_Goal of the exercise:_
Go through the listing and copy each line with the string "Rancangan".

Recorded data:
------------------------------------------------

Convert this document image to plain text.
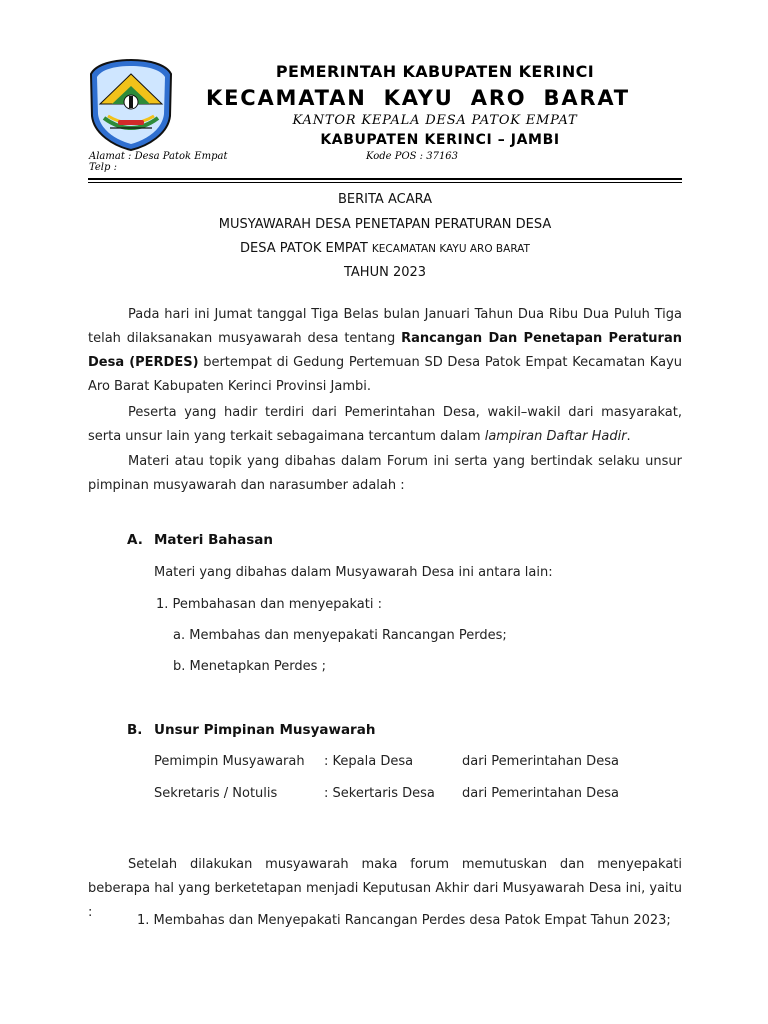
PEMERINTAH KABUPATEN KERINCI
KECAMATAN KAYU ARO BARAT
KANTOR KEPALA DESA PATOK EMPAT
KABUPATEN KERINCI – JAMBI
Alamat : Desa Patok Empat	Kode POS : 37163
Telp :
BERITA ACARA
MUSYAWARAH DESA PENETAPAN PERATURAN DESA
DESA PATOK EMPAT KECAMATAN KAYU ARO BARAT
TAHUN 2023
Pada hari ini Jumat tanggal Tiga Belas bulan Januari Tahun Dua Ribu Dua Puluh Tiga telah dilaksanakan musyawarah desa tentang Rancangan Dan Penetapan Peraturan Desa (PERDES) bertempat di Gedung Pertemuan SD Desa Patok Empat Kecamatan Kayu Aro Barat Kabupaten Kerinci Provinsi Jambi.
Peserta yang hadir terdiri dari Pemerintahan Desa, wakil–wakil dari masyarakat, serta unsur lain yang terkait sebagaimana tercantum dalam lampiran Daftar Hadir.
Materi atau topik yang dibahas dalam Forum ini serta yang bertindak selaku unsur pimpinan musyawarah dan narasumber adalah :
A. Materi Bahasan
Materi yang dibahas dalam Musyawarah Desa ini antara lain:
1. Pembahasan dan menyepakati :
a. Membahas dan menyepakati Rancangan Perdes;
b. Menetapkan Perdes ;
B. Unsur Pimpinan Musyawarah
Pemimpin Musyawarah : Kepala Desa	dari Pemerintahan Desa
Sekretaris / Notulis	: Sekertaris Desa dari Pemerintahan Desa
Setelah dilakukan musyawarah maka forum memutuskan dan menyepakati beberapa hal yang berketetapan menjadi Keputusan Akhir dari Musyawarah Desa ini, yaitu :
1. Membahas dan Menyepakati Rancangan Perdes desa Patok Empat Tahun 2023;
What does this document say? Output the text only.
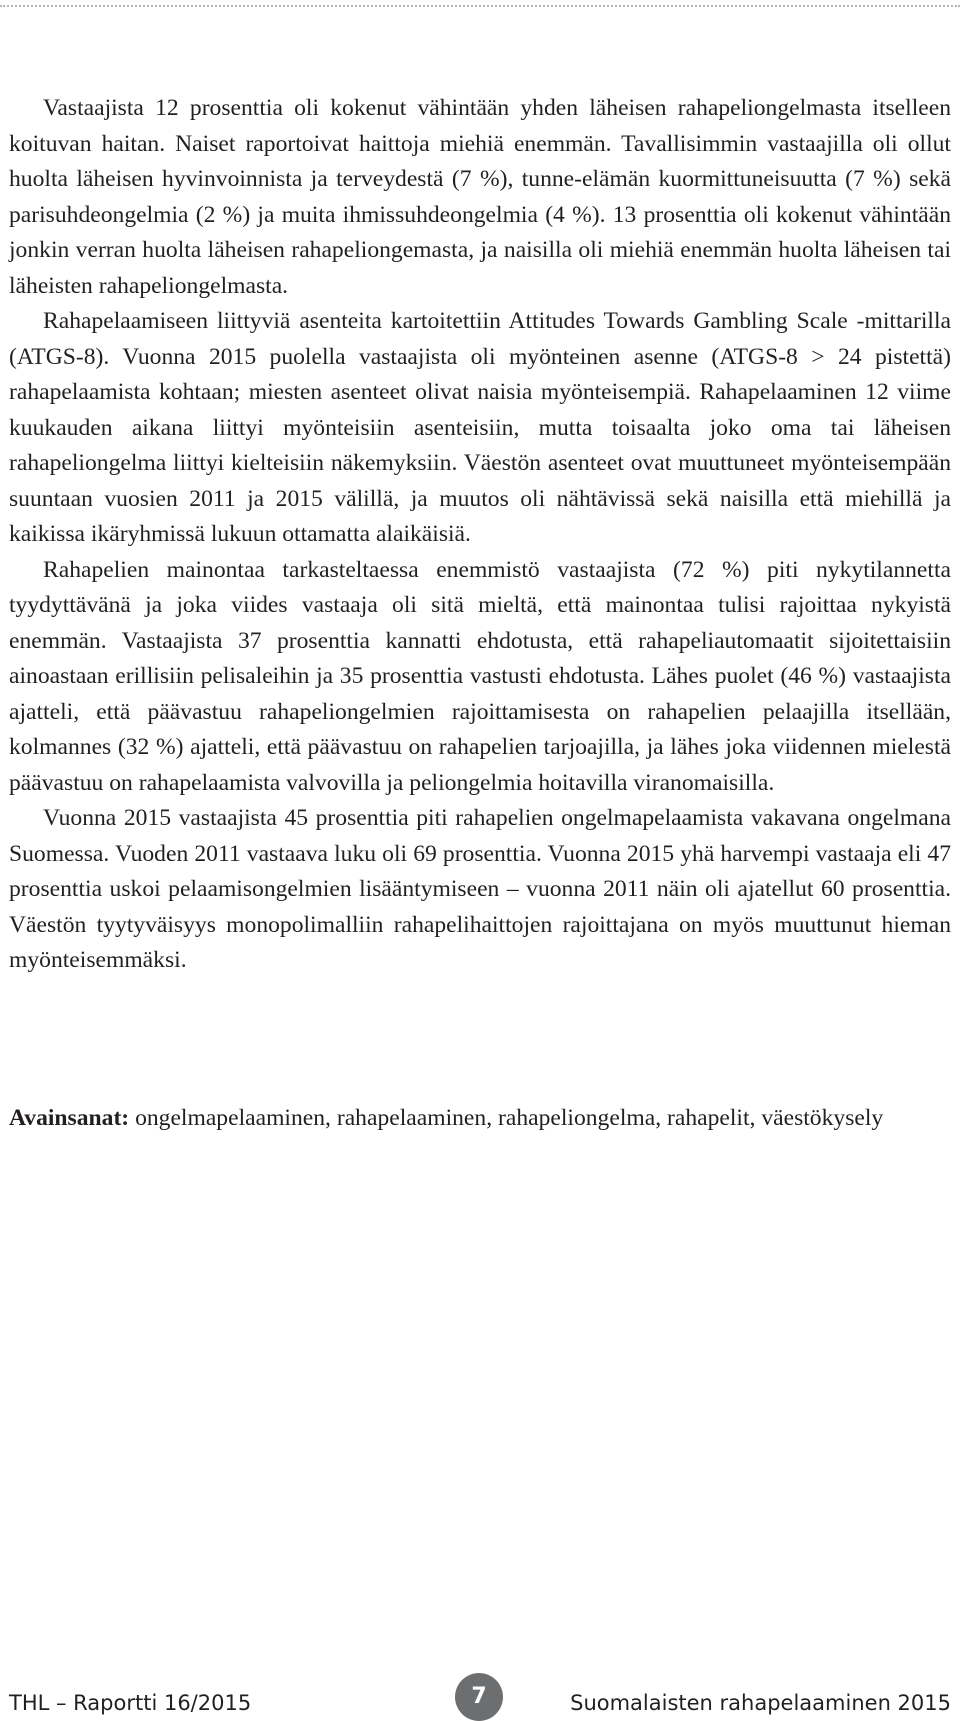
Vastaajista 12 prosenttia oli kokenut vähintään yhden läheisen rahapeliongelmasta itselleen koituvan haitan. Naiset raportoivat haittoja miehiä enemmän. Tavallisimmin vastaajilla oli ollut huolta läheisen hyvinvoinnista ja terveydestä (7 %), tunne-elämän kuormittuneisuutta (7 %) sekä parisuhdeongelmia (2 %) ja muita ihmissuhdeongelmia (4 %). 13 prosenttia oli kokenut vähintään jonkin verran huolta läheisen rahapeliongemasta, ja naisilla oli miehiä enemmän huolta läheisen tai läheisten rahapeliongelmasta.

Rahapelaamiseen liittyviä asenteita kartoitettiin Attitudes Towards Gambling Scale -mittarilla (ATGS-8). Vuonna 2015 puolella vastaajista oli myönteinen asenne (ATGS-8 > 24 pistettä) rahapelaamista kohtaan; miesten asenteet olivat naisia myönteisempiä. Rahapelaaminen 12 viime kuukauden aikana liittyi myönteisiin asenteisiin, mutta toisaalta joko oma tai läheisen rahapeliongelma liittyi kielteisiin näkemyksiin. Väestön asenteet ovat muuttuneet myönteisempään suuntaan vuosien 2011 ja 2015 välillä, ja muutos oli nähtävissä sekä naisilla että miehillä ja kaikissa ikäryhmissä lukuun ottamatta alaikäisiä.

Rahapelien mainontaa tarkasteltaessa enemmistö vastaajista (72 %) piti nykytilannetta tyydyttävänä ja joka viides vastaaja oli sitä mieltä, että mainontaa tulisi rajoittaa nykyistä enemmän. Vastaajista 37 prosenttia kannatti ehdotusta, että rahapeliautomaatit sijoitettaisiin ainoastaan erillisiin pelisaleihin ja 35 prosenttia vastusti ehdotusta. Lähes puolet (46 %) vastaajista ajatteli, että päävastuu rahapeliongelmien rajoittamisesta on rahapelien pelaajilla itsellään, kolmannes (32 %) ajatteli, että päävastuu on rahapelien tarjoajilla, ja lähes joka viidennen mielestä päävastuu on rahapelaamista valvovilla ja peliongelmia hoitavilla viranomaisilla.

Vuonna 2015 vastaajista 45 prosenttia piti rahapelien ongelmapelaamista vakavana ongelmana Suomessa. Vuoden 2011 vastaava luku oli 69 prosenttia. Vuonna 2015 yhä harvempi vastaaja eli 47 prosenttia uskoi pelaamisongelmien lisääntymiseen – vuonna 2011 näin oli ajatellut 60 prosenttia. Väestön tyytyväisyys monopolimalliin rahapelihaittojen rajoittajana on myös muuttunut hieman myönteisemmäksi.

Avainsanat: ongelmapelaaminen, rahapelaaminen, rahapeliongelma, rahapelit, väestökysely

THL – Raportti 16/2015	7	Suomalaisten rahapelaaminen 2015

------------------------------------------------

_Problem solution:_
Pada hari ini Jumat tanggal Tiga Belas bulan Januari Tahun Dua Ribu Dua Puluh Tiga telah dilaksanakan musyawarah desa tentang Rancangan Dan Penetapan Peraturan Desa (PERDES) bertempat di Gedung Pertemuan SD Desa Patok Empat Kecamatan Kayu Aro Barat Kabupaten Kerinci Provinsi Jambi.
a. Membahas dan menyepakati Rancangan Perdes;
1. Membahas dan Menyepakati Rancangan Perdes desa Patok Empat Tahun 2023;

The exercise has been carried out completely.